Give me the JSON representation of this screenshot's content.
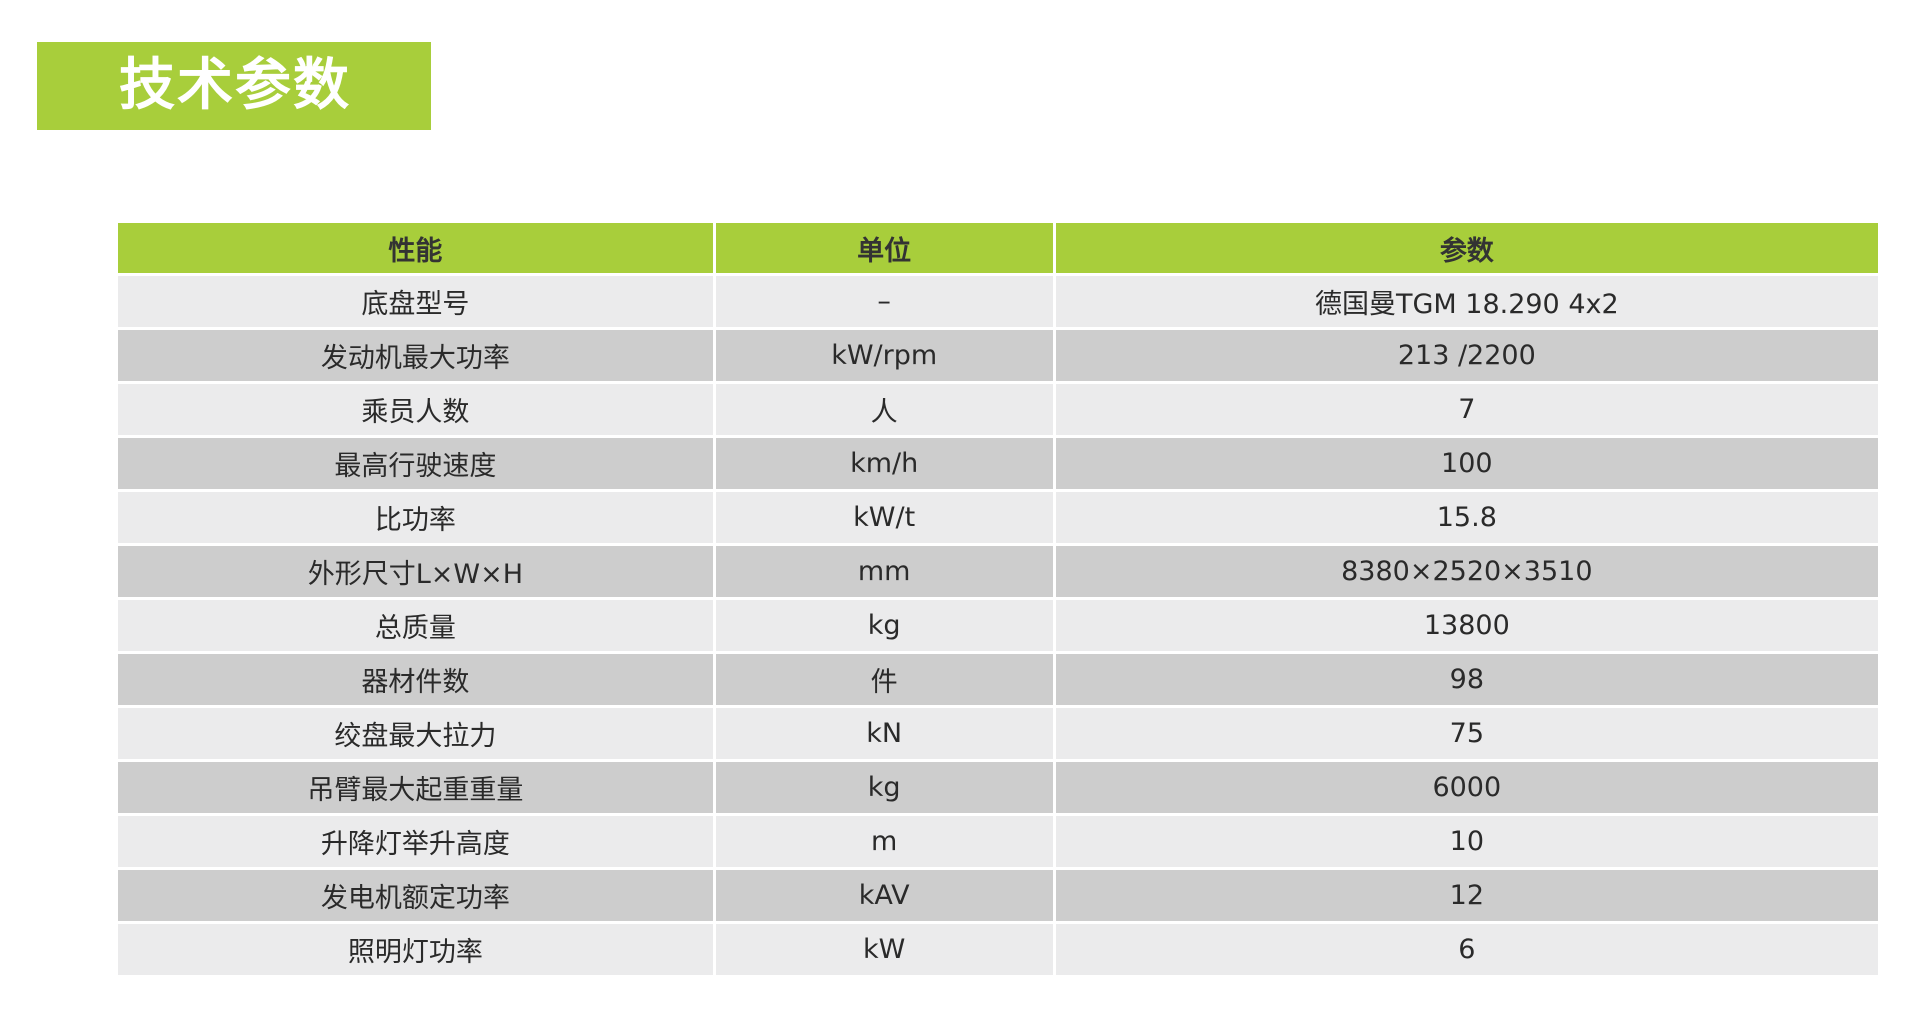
{
  "title": "技术参数",
  "colors": {
    "accent": "#a8ce3b",
    "row_light": "#ebebec",
    "row_dark": "#cdcdcd"
  },
  "table": {
    "headers": [
      "性能",
      "单位",
      "参数"
    ],
    "rows": [
      [
        "底盘型号",
        "–",
        "德国曼TGM 18.290 4x2"
      ],
      [
        "发动机最大功率",
        "kW/rpm",
        "213 /2200"
      ],
      [
        "乘员人数",
        "人",
        "7"
      ],
      [
        "最高行驶速度",
        "km/h",
        "100"
      ],
      [
        "比功率",
        "kW/t",
        "15.8"
      ],
      [
        "外形尺寸L×W×H",
        "mm",
        "8380×2520×3510"
      ],
      [
        "总质量",
        "kg",
        "13800"
      ],
      [
        "器材件数",
        "件",
        "98"
      ],
      [
        "绞盘最大拉力",
        "kN",
        "75"
      ],
      [
        "吊臂最大起重重量",
        "kg",
        "6000"
      ],
      [
        "升降灯举升高度",
        "m",
        "10"
      ],
      [
        "发电机额定功率",
        "kAV",
        "12"
      ],
      [
        "照明灯功率",
        "kW",
        "6"
      ]
    ]
  }
}
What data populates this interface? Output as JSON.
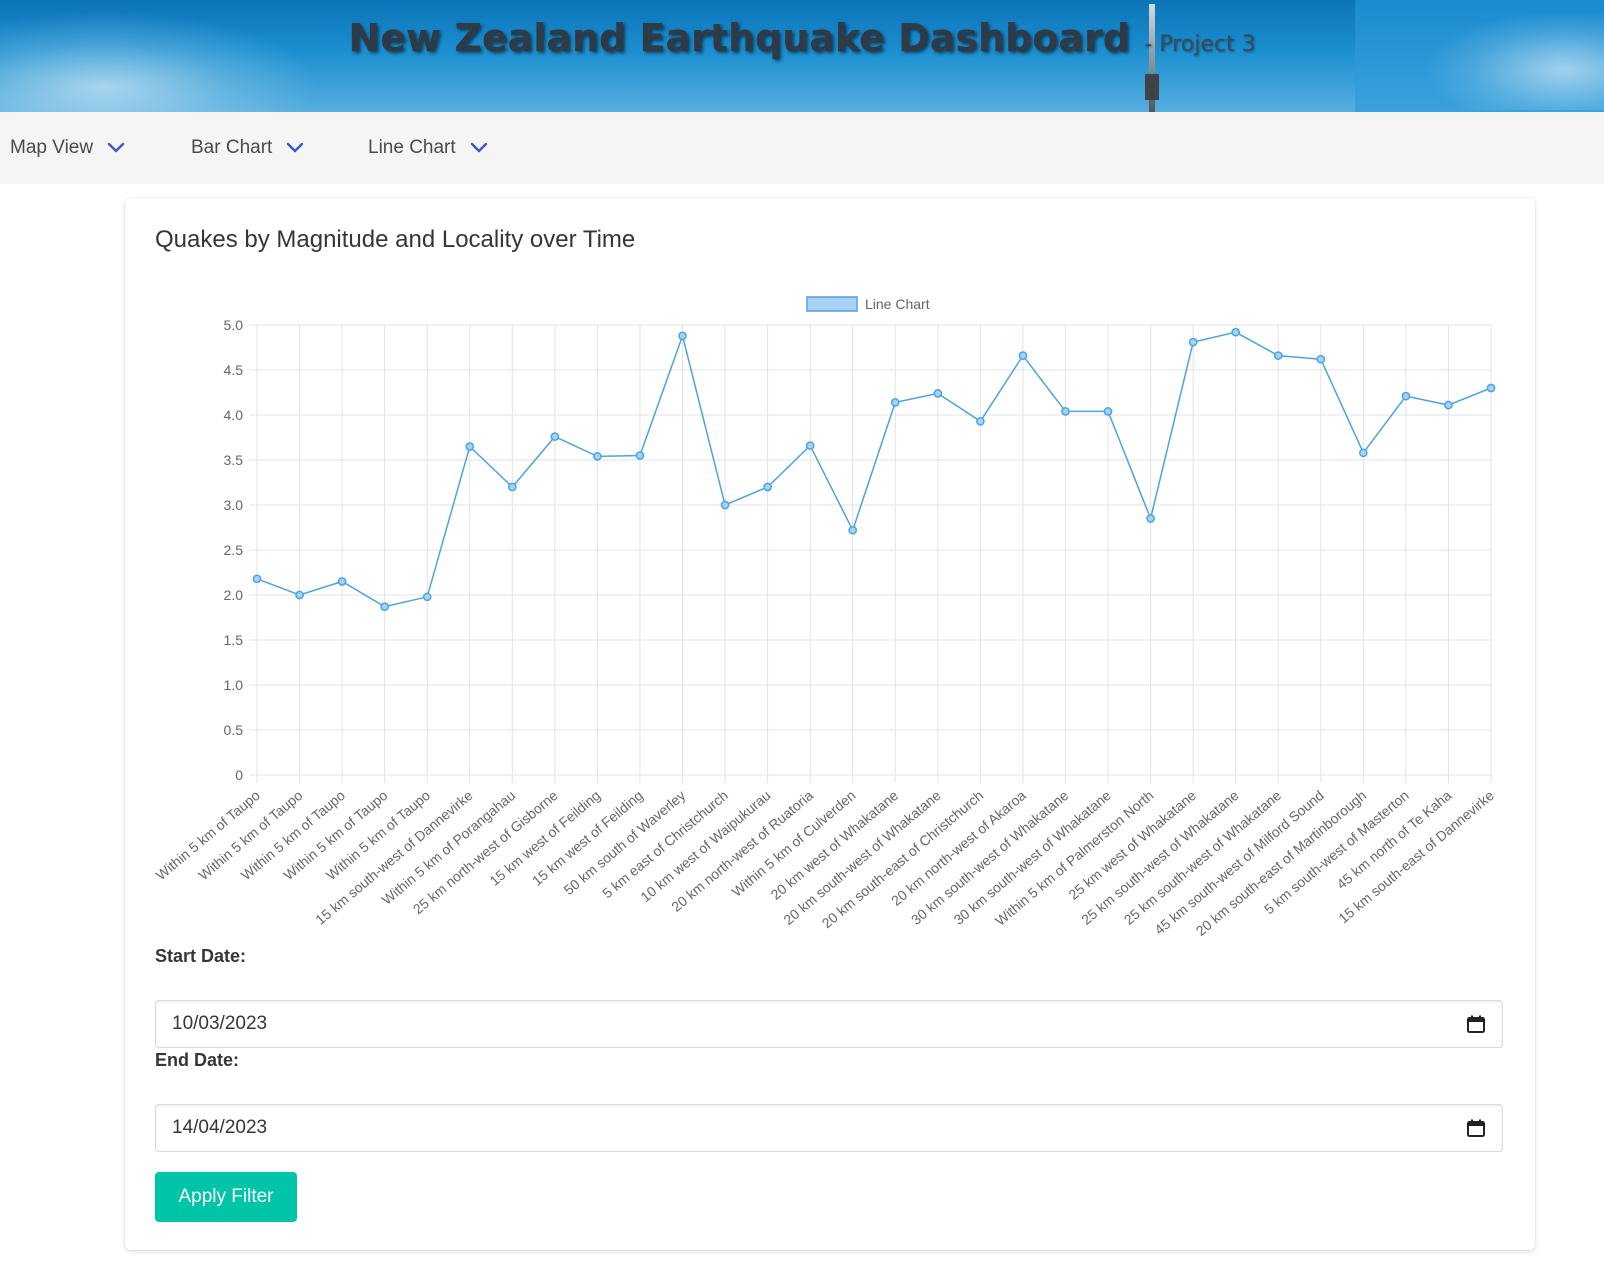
{
  "header": {
    "title": "New Zealand Earthquake Dashboard",
    "subtitle": "- Project 3"
  },
  "nav": {
    "items": [
      {
        "label": "Map View",
        "icon": "chevron-down-icon"
      },
      {
        "label": "Bar Chart",
        "icon": "chevron-down-icon"
      },
      {
        "label": "Line Chart",
        "icon": "chevron-down-icon"
      }
    ]
  },
  "card": {
    "title": "Quakes by Magnitude and Locality over Time"
  },
  "colors": {
    "line": "#4ea3dc",
    "legend_fill": "#a6d2f5",
    "accent_button": "#00c4a7",
    "nav_chevron": "#3e56c4"
  },
  "chart_data": {
    "type": "line",
    "legend": "Line Chart",
    "legend_position": "top-center",
    "grid": true,
    "ylim": [
      0,
      5.0
    ],
    "yticks": [
      "0",
      "0.5",
      "1.0",
      "1.5",
      "2.0",
      "2.5",
      "3.0",
      "3.5",
      "4.0",
      "4.5",
      "5.0"
    ],
    "categories": [
      "Within 5 km of Taupo",
      "Within 5 km of Taupo",
      "Within 5 km of Taupo",
      "Within 5 km of Taupo",
      "Within 5 km of Taupo",
      "15 km south-west of Dannevirke",
      "Within 5 km of Porangahau",
      "25 km north-west of Gisborne",
      "15 km west of Feilding",
      "15 km west of Feilding",
      "50 km south of Waverley",
      "5 km east of Christchurch",
      "10 km west of Waipukurau",
      "20 km north-west of Ruatoria",
      "Within 5 km of Culverden",
      "20 km west of Whakatane",
      "20 km south-west of Whakatane",
      "20 km south-east of Christchurch",
      "20 km north-west of Akaroa",
      "30 km south-west of Whakatane",
      "30 km south-west of Whakatane",
      "Within 5 km of Palmerston North",
      "25 km west of Whakatane",
      "25 km south-west of Whakatane",
      "25 km south-west of Whakatane",
      "45 km south-west of Milford Sound",
      "20 km south-east of Martinborough",
      "5 km south-west of Masterton",
      "45 km north of Te Kaha",
      "15 km south-east of Dannevirke"
    ],
    "series": [
      {
        "name": "Line Chart",
        "values": [
          2.18,
          2.0,
          2.15,
          1.87,
          1.98,
          3.65,
          3.2,
          3.76,
          3.54,
          3.55,
          4.88,
          3.0,
          3.2,
          3.66,
          2.72,
          4.14,
          4.24,
          3.93,
          4.66,
          4.04,
          4.04,
          2.85,
          4.81,
          4.92,
          4.66,
          4.62,
          3.58,
          4.21,
          4.11,
          4.3
        ]
      }
    ]
  },
  "filters": {
    "start_label": "Start Date:",
    "start_value": "10/03/2023",
    "end_label": "End Date:",
    "end_value": "14/04/2023",
    "apply_label": "Apply Filter"
  }
}
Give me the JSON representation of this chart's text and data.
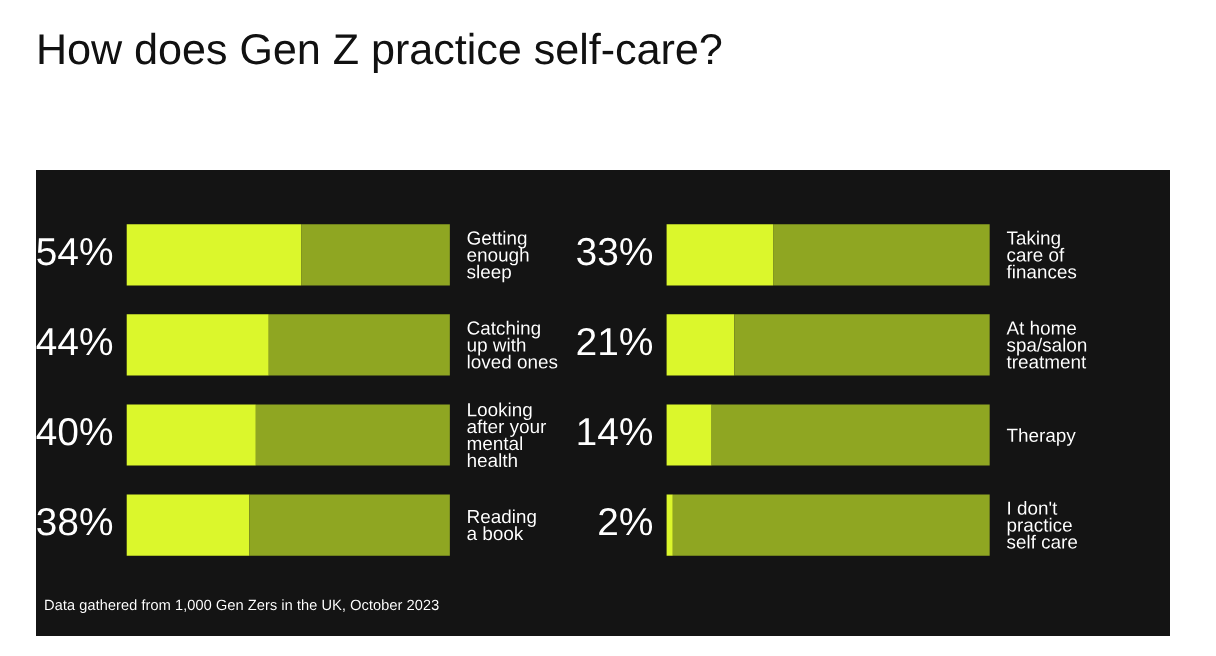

********

- [YOUR INSTRUCTIONS] Reproduce each line exactly, please, except for any pictures.

- [CORRECT RESPONSE]
Give me the JSON representation of this screenshot's content.
{
  "title": "技术参数",
  "colors": {
    "accent": "#a8ce3b",
    "row_light": "#ebebec",
    "row_dark": "#cdcdcd"
  },
  "table": {
    "headers": [
      "性能",
      "单位",
      "参数"
    ],
    "rows": [
      [
        "底盘型号",
        "–",
        "德国曼TGM 18.290 4x2"
      ],
      [
        "发动机最大功率",
        "kW/rpm",
        "213 /2200"
      ],
      [
        "乘员人数",
        "人",
        "7"
      ],
      [
        "最高行驶速度",
        "km/h",
        "100"
      ],
      [
        "比功率",
        "kW/t",
        "15.8"
      ],
      [
        "外形尺寸L×W×H",
        "mm",
        "8380×2520×3510"
      ],
      [
        "总质量",
        "kg",
        "13800"
      ],
      [
        "器材件数",
        "件",
        "98"
      ],
      [
        "绞盘最大拉力",
        "kN",
        "75"
      ],
      [
        "吊臂最大起重重量",
        "kg",
        "6000"
      ],
      [
        "升降灯举升高度",
        "m",
        "10"
      ],
      [
        "发电机额定功率",
        "kAV",
        "12"
      ],
      [
        "照明灯功率",
        "kW",
        "6"
      ]
    ]
  }
}
What data populates this interface? Output as JSON.
{
  "header": {
    "title": "New Zealand Earthquake Dashboard",
    "subtitle": "- Project 3"
  },
  "nav": {
    "items": [
      {
        "label": "Map View",
        "icon": "chevron-down-icon"
      },
      {
        "label": "Bar Chart",
        "icon": "chevron-down-icon"
      },
      {
        "label": "Line Chart",
        "icon": "chevron-down-icon"
      }
    ]
  },
  "card": {
    "title": "Quakes by Magnitude and Locality over Time"
  },
  "colors": {
    "line": "#4ea3dc",
    "legend_fill": "#a6d2f5",
    "accent_button": "#00c4a7",
    "nav_chevron": "#3e56c4"
  },
  "chart_data": {
    "type": "line",
    "legend": "Line Chart",
    "legend_position": "top-center",
    "grid": true,
    "ylim": [
      0,
      5.0
    ],
    "yticks": [
      "0",
      "0.5",
      "1.0",
      "1.5",
      "2.0",
      "2.5",
      "3.0",
      "3.5",
      "4.0",
      "4.5",
      "5.0"
    ],
    "categories": [
      "Within 5 km of Taupo",
      "Within 5 km of Taupo",
      "Within 5 km of Taupo",
      "Within 5 km of Taupo",
      "Within 5 km of Taupo",
      "15 km south-west of Dannevirke",
      "Within 5 km of Porangahau",
      "25 km north-west of Gisborne",
      "15 km west of Feilding",
      "15 km west of Feilding",
      "50 km south of Waverley",
      "5 km east of Christchurch",
      "10 km west of Waipukurau",
      "20 km north-west of Ruatoria",
      "Within 5 km of Culverden",
      "20 km west of Whakatane",
      "20 km south-west of Whakatane",
      "20 km south-east of Christchurch",
      "20 km north-west of Akaroa",
      "30 km south-west of Whakatane",
      "30 km south-west of Whakatane",
      "Within 5 km of Palmerston North",
      "25 km west of Whakatane",
      "25 km south-west of Whakatane",
      "25 km south-west of Whakatane",
      "45 km south-west of Milford Sound",
      "20 km south-east of Martinborough",
      "5 km south-west of Masterton",
      "45 km north of Te Kaha",
      "15 km south-east of Dannevirke"
    ],
    "series": [
      {
        "name": "Line Chart",
        "values": [
          2.18,
          2.0,
          2.15,
          1.87,
          1.98,
          3.65,
          3.2,
          3.76,
          3.54,
          3.55,
          4.88,
          3.0,
          3.2,
          3.66,
          2.72,
          4.14,
          4.24,
          3.93,
          4.66,
          4.04,
          4.04,
          2.85,
          4.81,
          4.92,
          4.66,
          4.62,
          3.58,
          4.21,
          4.11,
          4.3
        ]
      }
    ]
  },
  "filters": {
    "start_label": "Start Date:",
    "start_value": "10/03/2023",
    "end_label": "End Date:",
    "end_value": "14/04/2023",
    "apply_label": "Apply Filter"
  }
}
Give me the JSON representation of this chart's text and data.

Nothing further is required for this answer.